--- INSTRUCTIONS TO FOLLOW ---
Report, word for word, every line of the material that contains "устройства".
○ ○ ○ ○
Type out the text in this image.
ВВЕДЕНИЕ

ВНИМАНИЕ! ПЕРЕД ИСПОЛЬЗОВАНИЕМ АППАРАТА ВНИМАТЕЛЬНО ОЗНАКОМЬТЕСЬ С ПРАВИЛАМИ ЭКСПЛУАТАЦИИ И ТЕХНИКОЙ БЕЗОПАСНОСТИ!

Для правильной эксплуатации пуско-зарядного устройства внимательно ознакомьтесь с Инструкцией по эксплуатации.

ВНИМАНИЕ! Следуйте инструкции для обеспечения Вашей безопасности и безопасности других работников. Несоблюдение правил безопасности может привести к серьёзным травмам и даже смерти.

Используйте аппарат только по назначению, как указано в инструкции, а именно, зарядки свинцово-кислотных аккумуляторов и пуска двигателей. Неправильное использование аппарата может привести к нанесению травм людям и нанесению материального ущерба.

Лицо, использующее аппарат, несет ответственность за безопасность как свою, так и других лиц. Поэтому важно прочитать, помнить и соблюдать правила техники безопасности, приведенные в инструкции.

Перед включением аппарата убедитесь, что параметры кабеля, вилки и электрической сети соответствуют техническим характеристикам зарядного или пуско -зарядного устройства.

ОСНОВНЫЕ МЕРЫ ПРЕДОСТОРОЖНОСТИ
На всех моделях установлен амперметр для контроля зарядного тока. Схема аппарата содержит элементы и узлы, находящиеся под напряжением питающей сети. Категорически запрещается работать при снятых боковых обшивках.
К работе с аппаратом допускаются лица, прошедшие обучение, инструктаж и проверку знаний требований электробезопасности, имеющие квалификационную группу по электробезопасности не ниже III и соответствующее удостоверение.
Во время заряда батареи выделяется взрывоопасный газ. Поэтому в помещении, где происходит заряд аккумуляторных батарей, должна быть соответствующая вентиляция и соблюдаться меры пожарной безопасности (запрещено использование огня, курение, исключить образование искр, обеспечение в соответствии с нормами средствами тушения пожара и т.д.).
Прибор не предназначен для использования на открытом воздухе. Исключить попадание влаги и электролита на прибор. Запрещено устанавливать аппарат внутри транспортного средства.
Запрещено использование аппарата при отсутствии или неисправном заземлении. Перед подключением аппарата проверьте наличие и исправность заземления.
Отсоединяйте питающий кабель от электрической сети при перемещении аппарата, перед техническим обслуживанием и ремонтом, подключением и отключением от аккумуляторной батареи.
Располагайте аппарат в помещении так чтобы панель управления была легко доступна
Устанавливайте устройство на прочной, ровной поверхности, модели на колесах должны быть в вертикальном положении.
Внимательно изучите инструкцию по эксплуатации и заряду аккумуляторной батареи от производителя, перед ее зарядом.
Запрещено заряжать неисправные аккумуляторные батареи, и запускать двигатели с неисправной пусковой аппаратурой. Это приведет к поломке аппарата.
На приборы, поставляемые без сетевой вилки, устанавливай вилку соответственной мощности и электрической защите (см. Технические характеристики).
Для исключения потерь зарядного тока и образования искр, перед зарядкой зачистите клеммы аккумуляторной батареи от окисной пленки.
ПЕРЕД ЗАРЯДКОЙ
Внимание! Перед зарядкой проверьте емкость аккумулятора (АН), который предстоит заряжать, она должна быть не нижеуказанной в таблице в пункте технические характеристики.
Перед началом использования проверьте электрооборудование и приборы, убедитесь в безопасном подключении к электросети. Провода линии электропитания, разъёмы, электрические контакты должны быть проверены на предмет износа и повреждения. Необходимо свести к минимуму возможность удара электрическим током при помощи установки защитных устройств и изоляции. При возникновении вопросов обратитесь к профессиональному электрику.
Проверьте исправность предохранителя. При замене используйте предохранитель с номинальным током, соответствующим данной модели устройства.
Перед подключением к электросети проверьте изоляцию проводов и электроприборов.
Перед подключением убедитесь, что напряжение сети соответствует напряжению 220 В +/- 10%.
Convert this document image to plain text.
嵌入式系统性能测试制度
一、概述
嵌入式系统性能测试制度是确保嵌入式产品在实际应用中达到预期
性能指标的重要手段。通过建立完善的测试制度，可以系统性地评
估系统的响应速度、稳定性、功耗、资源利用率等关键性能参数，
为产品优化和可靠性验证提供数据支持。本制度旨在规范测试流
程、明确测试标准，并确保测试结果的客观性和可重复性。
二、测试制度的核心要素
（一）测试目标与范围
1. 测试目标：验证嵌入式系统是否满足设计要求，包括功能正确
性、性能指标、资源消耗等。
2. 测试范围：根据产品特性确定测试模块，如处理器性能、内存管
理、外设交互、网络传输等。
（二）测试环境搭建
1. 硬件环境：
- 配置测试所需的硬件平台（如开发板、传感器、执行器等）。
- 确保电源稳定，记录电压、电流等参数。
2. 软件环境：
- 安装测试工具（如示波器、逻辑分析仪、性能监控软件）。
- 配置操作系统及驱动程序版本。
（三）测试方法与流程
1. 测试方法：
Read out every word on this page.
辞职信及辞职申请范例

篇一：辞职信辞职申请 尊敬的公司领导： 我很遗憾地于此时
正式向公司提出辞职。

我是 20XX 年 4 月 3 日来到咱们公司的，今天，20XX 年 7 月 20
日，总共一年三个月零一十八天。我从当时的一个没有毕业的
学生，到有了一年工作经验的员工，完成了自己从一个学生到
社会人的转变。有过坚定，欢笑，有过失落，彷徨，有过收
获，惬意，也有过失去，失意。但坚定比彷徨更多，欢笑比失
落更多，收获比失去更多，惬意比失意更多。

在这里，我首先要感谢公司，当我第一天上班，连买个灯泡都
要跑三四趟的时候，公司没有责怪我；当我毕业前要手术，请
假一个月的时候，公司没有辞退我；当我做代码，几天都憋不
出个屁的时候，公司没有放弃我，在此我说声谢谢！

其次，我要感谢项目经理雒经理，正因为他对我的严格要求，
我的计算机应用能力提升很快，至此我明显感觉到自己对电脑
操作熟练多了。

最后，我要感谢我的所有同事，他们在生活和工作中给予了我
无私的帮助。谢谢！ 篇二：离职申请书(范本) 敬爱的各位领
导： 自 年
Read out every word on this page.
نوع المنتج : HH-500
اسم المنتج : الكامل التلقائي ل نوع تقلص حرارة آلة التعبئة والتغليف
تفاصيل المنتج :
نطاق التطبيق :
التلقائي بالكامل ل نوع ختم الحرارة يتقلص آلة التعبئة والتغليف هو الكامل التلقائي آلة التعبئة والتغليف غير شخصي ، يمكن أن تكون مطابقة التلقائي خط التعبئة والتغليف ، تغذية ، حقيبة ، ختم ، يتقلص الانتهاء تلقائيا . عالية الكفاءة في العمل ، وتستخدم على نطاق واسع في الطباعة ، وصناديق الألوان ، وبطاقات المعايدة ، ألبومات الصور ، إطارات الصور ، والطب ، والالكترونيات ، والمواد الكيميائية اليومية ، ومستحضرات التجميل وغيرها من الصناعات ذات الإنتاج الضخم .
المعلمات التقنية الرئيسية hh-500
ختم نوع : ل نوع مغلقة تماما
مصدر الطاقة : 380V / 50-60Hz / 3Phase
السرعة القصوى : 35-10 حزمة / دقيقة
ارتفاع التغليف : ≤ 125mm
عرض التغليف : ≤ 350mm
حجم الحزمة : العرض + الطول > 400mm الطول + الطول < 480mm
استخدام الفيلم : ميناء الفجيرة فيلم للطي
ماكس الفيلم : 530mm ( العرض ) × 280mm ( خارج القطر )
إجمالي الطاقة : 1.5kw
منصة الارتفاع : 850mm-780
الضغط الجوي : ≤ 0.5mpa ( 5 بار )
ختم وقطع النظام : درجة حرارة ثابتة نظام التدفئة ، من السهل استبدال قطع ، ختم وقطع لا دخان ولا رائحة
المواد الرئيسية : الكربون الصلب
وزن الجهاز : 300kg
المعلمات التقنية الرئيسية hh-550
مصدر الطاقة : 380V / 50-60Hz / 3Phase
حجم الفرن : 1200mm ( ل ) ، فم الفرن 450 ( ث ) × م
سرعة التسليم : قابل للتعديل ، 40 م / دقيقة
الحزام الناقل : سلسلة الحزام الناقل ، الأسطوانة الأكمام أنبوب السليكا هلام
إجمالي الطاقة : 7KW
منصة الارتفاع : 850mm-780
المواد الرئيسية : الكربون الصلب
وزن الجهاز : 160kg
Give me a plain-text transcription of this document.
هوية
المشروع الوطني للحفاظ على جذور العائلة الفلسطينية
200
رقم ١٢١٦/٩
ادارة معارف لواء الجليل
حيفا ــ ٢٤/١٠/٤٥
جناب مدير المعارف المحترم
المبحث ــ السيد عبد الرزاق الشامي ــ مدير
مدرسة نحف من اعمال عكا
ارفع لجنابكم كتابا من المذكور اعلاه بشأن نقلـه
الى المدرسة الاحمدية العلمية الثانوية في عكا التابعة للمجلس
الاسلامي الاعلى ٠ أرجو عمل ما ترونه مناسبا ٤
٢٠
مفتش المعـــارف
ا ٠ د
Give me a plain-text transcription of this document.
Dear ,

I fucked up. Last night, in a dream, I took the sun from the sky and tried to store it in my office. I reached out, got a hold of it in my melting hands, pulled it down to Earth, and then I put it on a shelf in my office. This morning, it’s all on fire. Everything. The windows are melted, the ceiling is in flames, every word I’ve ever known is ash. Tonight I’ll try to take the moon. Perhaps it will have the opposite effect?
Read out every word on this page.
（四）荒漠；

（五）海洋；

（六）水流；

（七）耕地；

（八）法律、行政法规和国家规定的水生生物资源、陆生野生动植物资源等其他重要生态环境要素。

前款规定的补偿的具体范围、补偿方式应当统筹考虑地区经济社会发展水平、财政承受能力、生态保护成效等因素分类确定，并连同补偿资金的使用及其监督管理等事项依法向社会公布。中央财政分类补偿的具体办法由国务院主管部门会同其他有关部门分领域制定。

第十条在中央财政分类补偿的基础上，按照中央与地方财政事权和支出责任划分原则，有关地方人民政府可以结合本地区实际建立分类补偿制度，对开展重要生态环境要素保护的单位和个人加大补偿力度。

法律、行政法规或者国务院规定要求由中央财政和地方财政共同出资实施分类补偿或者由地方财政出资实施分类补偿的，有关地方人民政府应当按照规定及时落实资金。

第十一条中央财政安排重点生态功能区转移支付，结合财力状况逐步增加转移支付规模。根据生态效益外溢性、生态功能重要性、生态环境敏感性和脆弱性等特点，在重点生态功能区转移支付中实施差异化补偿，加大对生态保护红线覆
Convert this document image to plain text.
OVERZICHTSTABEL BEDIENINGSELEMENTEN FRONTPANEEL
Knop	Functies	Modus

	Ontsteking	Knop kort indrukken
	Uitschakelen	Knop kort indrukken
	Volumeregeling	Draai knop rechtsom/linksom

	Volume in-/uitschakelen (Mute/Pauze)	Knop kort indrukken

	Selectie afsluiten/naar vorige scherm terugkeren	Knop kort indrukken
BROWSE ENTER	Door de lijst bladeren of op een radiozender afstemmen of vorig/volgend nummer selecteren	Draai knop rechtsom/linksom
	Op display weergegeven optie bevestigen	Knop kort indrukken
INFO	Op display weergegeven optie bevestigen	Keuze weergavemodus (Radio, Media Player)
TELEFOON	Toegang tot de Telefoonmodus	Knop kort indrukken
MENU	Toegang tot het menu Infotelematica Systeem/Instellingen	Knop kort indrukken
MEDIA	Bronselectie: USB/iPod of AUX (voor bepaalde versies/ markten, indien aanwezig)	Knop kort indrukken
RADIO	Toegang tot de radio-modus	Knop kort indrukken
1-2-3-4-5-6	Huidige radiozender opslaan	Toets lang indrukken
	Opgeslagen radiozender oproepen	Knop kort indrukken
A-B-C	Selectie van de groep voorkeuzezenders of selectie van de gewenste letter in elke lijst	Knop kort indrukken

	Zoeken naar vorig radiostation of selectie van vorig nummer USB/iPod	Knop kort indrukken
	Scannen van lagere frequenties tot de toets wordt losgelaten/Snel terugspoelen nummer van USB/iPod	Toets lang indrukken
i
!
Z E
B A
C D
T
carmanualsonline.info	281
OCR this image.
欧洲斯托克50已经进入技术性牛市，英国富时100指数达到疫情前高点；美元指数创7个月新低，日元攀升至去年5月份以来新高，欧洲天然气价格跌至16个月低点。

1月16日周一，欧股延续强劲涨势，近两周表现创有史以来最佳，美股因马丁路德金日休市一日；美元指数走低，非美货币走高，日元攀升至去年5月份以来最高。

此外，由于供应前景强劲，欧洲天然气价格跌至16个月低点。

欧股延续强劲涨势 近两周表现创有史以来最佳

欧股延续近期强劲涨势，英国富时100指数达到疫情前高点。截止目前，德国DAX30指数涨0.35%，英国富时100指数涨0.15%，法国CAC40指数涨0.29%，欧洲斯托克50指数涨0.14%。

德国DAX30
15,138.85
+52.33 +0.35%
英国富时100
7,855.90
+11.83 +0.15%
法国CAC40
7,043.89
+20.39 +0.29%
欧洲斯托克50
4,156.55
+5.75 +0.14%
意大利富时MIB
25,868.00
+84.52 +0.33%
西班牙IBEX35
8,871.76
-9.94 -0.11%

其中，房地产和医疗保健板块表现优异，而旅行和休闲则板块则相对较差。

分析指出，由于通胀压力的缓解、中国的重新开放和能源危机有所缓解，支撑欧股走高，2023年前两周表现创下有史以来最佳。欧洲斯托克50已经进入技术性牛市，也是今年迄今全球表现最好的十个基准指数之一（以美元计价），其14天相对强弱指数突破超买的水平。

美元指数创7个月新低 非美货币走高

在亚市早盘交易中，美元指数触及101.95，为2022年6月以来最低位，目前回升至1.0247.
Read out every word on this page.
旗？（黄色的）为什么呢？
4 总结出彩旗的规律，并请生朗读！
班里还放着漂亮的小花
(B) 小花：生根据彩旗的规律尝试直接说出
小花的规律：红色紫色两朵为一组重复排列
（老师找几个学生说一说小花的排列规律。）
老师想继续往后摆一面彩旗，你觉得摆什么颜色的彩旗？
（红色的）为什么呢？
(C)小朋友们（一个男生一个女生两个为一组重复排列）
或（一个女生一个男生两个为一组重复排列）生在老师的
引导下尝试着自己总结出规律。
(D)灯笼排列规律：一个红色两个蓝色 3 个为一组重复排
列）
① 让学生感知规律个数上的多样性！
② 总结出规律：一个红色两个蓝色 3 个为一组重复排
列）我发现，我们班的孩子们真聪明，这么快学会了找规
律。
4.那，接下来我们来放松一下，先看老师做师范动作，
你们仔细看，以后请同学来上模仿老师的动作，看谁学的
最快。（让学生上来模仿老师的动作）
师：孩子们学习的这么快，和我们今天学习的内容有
○ ○ ○ ○
--- SOLUTION TO THIS TASK ---
Для правильной эксплуатации пуско-зарядного устройства внимательно ознакомьтесь с Инструкцией по эксплуатации.
Перед включением аппарата убедитесь, что параметры кабеля, вилки и электрической сети соответствуют техническим характеристикам зарядного или пуско -зарядного устройства.
Проверьте исправность предохранителя. При замене используйте предохранитель с номинальным током, соответствующим данной модели устройства.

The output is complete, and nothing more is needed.